• BRIEF
Locate every line in the records below that contains the word "will", and copy each one.

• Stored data
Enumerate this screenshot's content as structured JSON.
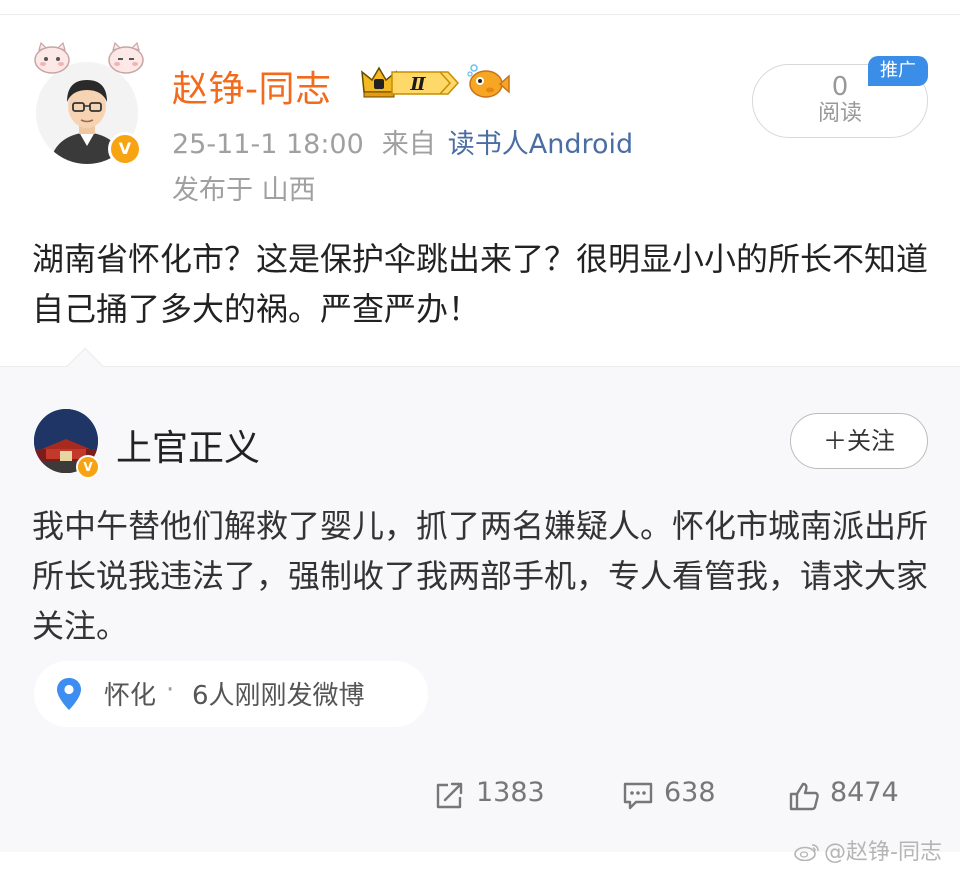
{
  "post": {
    "author": "赵铮-同志",
    "level": "Ⅱ",
    "time": "25-11-1 18:00",
    "from_label": "来自",
    "source": "读书人Android",
    "location": "发布于 山西",
    "read_count": "0",
    "read_label": "阅读",
    "promo": "推广",
    "text": "湖南省怀化市？这是保护伞跳出来了？很明显小小的所长不知道自己捅了多大的祸。严查严办！"
  },
  "repost": {
    "author": "上官正义",
    "follow_label": "＋关注",
    "text": "我中午替他们解救了婴儿，抓了两名嫌疑人。怀化市城南派出所所长说我违法了，强制收了我两部手机，专人看管我，请求大家关注。",
    "location_chip": {
      "city": "怀化",
      "separator": "·",
      "people": "6人刚刚发微博"
    },
    "stats": {
      "reposts": "1383",
      "comments": "638",
      "likes": "8474"
    }
  },
  "watermark": "@赵铮-同志",
  "icons": {
    "verified": "verified-v-badge-icon",
    "level": "crown-level-badge-icon",
    "fish": "fish-emoji-icon",
    "location": "location-pin-icon",
    "repost": "repost-icon",
    "comment": "comment-icon",
    "like": "thumbs-up-icon"
  },
  "colors": {
    "username_orange": "#f26a1b",
    "source_link": "#4a6ea4",
    "meta_gray": "#a0a0a0",
    "promo_blue": "#3b8ee8",
    "verified_gold": "#f8a412",
    "location_blue": "#3d8ef0",
    "card_bg": "#f8f7fa"
  }
}
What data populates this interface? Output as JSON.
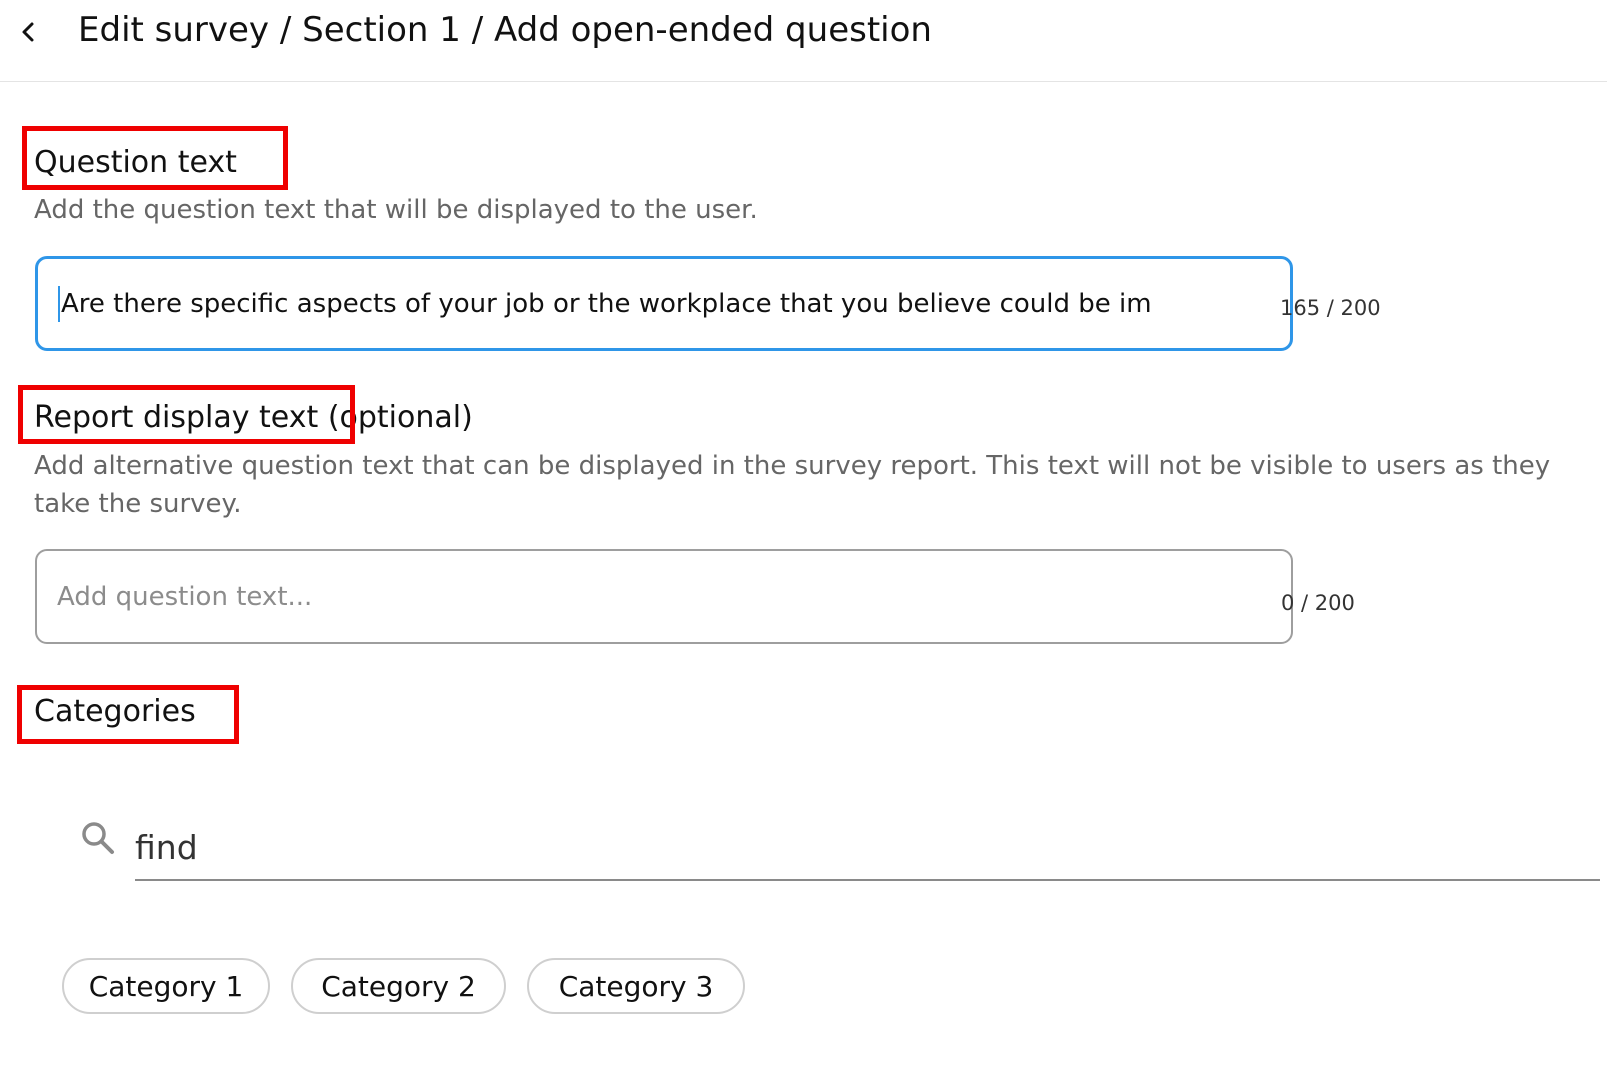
{
  "header": {
    "back_icon": "chevron-left-icon",
    "breadcrumb": "Edit survey / Section 1 / Add open-ended question"
  },
  "question_text": {
    "label": "Question text",
    "hint": "Add the question text that will be displayed to the user.",
    "value": "Are there specific aspects of your job or the workplace that you believe could be im",
    "counter": "165 / 200"
  },
  "report_display_text": {
    "label": "Report display text",
    "label_suffix": "(optional)",
    "hint": "Add alternative question text that can be displayed in the survey report. This text will not be visible to users as they take the survey.",
    "placeholder": "Add question text...",
    "counter": "0 / 200"
  },
  "categories": {
    "label": "Categories",
    "search_icon": "search-icon",
    "search_value": "find",
    "chips": [
      "Category 1",
      "Category 2",
      "Category 3"
    ]
  },
  "colors": {
    "highlight_box": "#ef0000",
    "focus_border": "#2f96e8"
  }
}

• EXERCISE RESPONSE
    "hint": "Add the question text that will be displayed to the user.",
    "hint": "Add alternative question text that can be displayed in the survey report. This text will not be visible to users as they take the survey.",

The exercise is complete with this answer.